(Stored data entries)

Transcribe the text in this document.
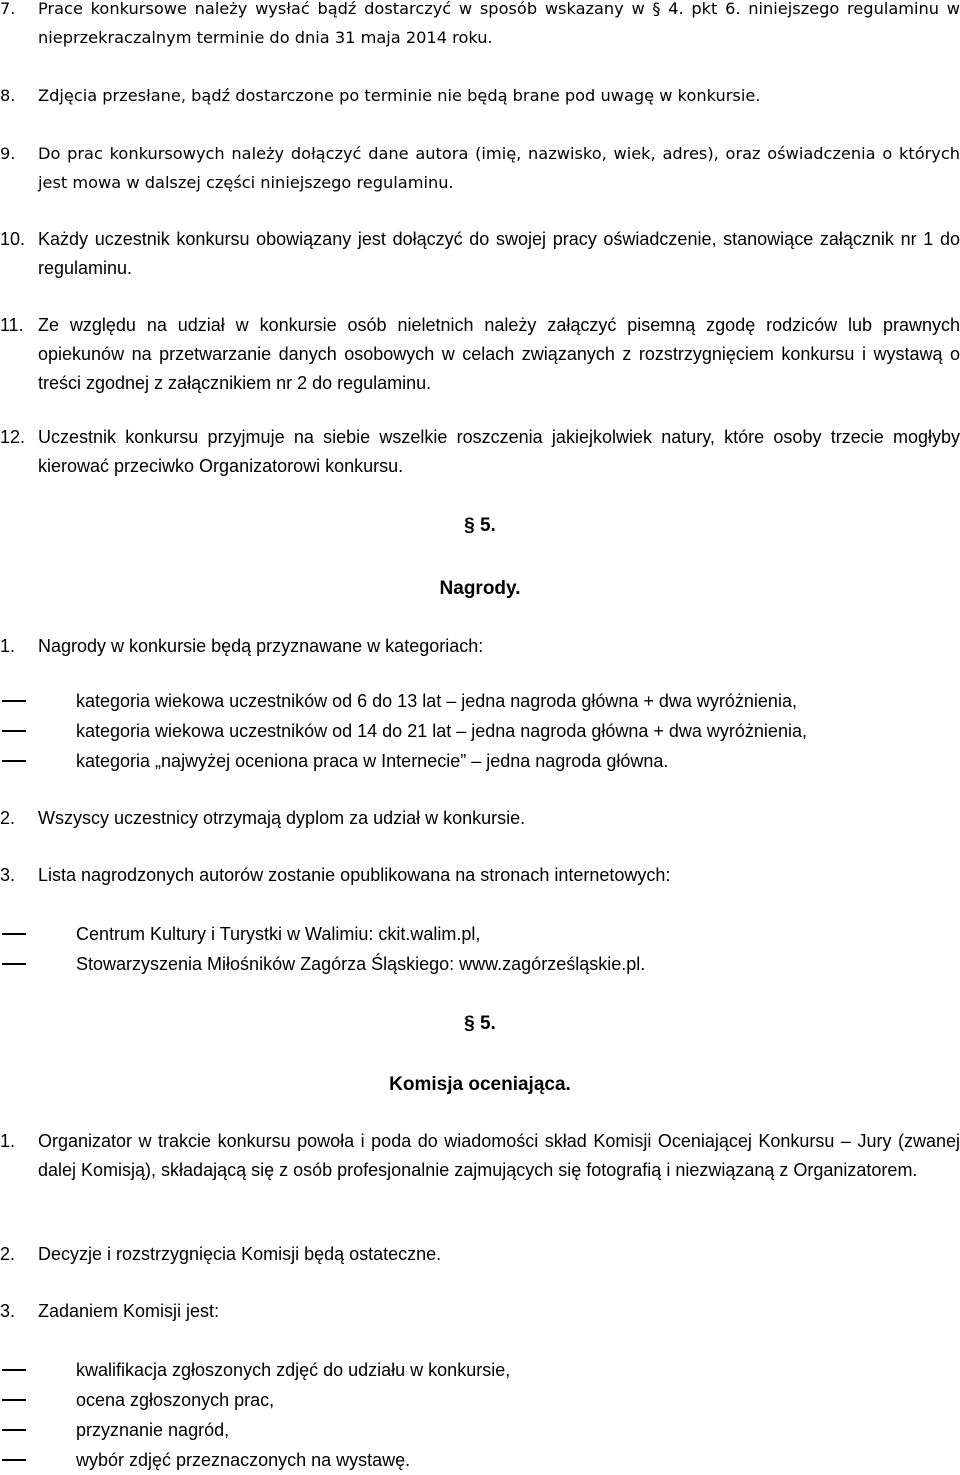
7. Prace konkursowe należy wysłać bądź dostarczyć w sposób wskazany w § 4. pkt 6. niniejszego regulaminu w nieprzekraczalnym terminie do dnia 31 maja 2014 roku.
8. Zdjęcia przesłane, bądź dostarczone po terminie nie będą brane pod uwagę w konkursie.
9. Do prac konkursowych należy dołączyć dane autora (imię, nazwisko, wiek, adres), oraz oświadczenia o których jest mowa w dalszej części niniejszego regulaminu.
10. Każdy uczestnik konkursu obowiązany jest dołączyć do swojej pracy oświadczenie, stanowiące załącznik nr 1 do regulaminu.
11. Ze względu na udział w konkursie osób nieletnich należy załączyć pisemną zgodę rodziców lub prawnych opiekunów na przetwarzanie danych osobowych w celach związanych z rozstrzygnięciem konkursu i wystawą o treści zgodnej z załącznikiem nr 2 do regulaminu.
12. Uczestnik konkursu przyjmuje na siebie wszelkie roszczenia jakiejkolwiek natury, które osoby trzecie mogłyby kierować przeciwko Organizatorowi konkursu.
§ 5.
Nagrody.
1. Nagrody w konkursie będą przyznawane w kategoriach:
kategoria wiekowa uczestników od 6 do 13 lat – jedna nagroda główna + dwa wyróżnienia,
kategoria wiekowa uczestników od 14 do 21 lat – jedna nagroda główna + dwa wyróżnienia,
kategoria „najwyżej oceniona praca w Internecie” – jedna nagroda główna.
2. Wszyscy uczestnicy otrzymają dyplom za udział w konkursie.
3. Lista nagrodzonych autorów zostanie opublikowana na stronach internetowych:
Centrum Kultury i Turystki w Walimiu: ckit.walim.pl,
Stowarzyszenia Miłośników Zagórza Śląskiego: www.zagórześląskie.pl.
§ 5.
Komisja oceniająca.
1. Organizator w trakcie konkursu powoła i poda do wiadomości skład Komisji Oceniającej Konkursu – Jury (zwanej dalej Komisją), składającą się z osób profesjonalnie zajmujących się fotografią i niezwiązaną z Organizatorem.
2. Decyzje i rozstrzygnięcia Komisji będą ostateczne.
3. Zadaniem Komisji jest:
kwalifikacja zgłoszonych zdjęć do udziału w konkursie,
ocena zgłoszonych prac,
przyznanie nagród,
wybór zdjęć przeznaczonych na wystawę.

#### Task instructions
Pictures are excluded; repeat every record exactly.

#### Exercise result
Transcribe the text in this document.
7. Prace konkursowe należy wysłać bądź dostarczyć w sposób wskazany w § 4. pkt 6. niniejszego regulaminu w nieprzekraczalnym terminie do dnia 31 maja 2014 roku.
8. Zdjęcia przesłane, bądź dostarczone po terminie nie będą brane pod uwagę w konkursie.
9. Do prac konkursowych należy dołączyć dane autora (imię, nazwisko, wiek, adres), oraz oświadczenia o których jest mowa w dalszej części niniejszego regulaminu.
10. Każdy uczestnik konkursu obowiązany jest dołączyć do swojej pracy oświadczenie, stanowiące załącznik nr 1 do regulaminu.
11. Ze względu na udział w konkursie osób nieletnich należy załączyć pisemną zgodę rodziców lub prawnych opiekunów na przetwarzanie danych osobowych w celach związanych z rozstrzygnięciem konkursu i wystawą o treści zgodnej z załącznikiem nr 2 do regulaminu.
12. Uczestnik konkursu przyjmuje na siebie wszelkie roszczenia jakiejkolwiek natury, które osoby trzecie mogłyby kierować przeciwko Organizatorowi konkursu.
§ 5.
Nagrody.
1. Nagrody w konkursie będą przyznawane w kategoriach:
kategoria wiekowa uczestników od 6 do 13 lat – jedna nagroda główna + dwa wyróżnienia,
kategoria wiekowa uczestników od 14 do 21 lat – jedna nagroda główna + dwa wyróżnienia,
kategoria „najwyżej oceniona praca w Internecie” – jedna nagroda główna.
2. Wszyscy uczestnicy otrzymają dyplom za udział w konkursie.
3. Lista nagrodzonych autorów zostanie opublikowana na stronach internetowych:
Centrum Kultury i Turystki w Walimiu: ckit.walim.pl,
Stowarzyszenia Miłośników Zagórza Śląskiego: www.zagórześląskie.pl.
§ 5.
Komisja oceniająca.
1. Organizator w trakcie konkursu powoła i poda do wiadomości skład Komisji Oceniającej Konkursu – Jury (zwanej dalej Komisją), składającą się z osób profesjonalnie zajmujących się fotografią i niezwiązaną z Organizatorem.
2. Decyzje i rozstrzygnięcia Komisji będą ostateczne.
3. Zadaniem Komisji jest:
kwalifikacja zgłoszonych zdjęć do udziału w konkursie,
ocena zgłoszonych prac,
przyznanie nagród,
wybór zdjęć przeznaczonych na wystawę.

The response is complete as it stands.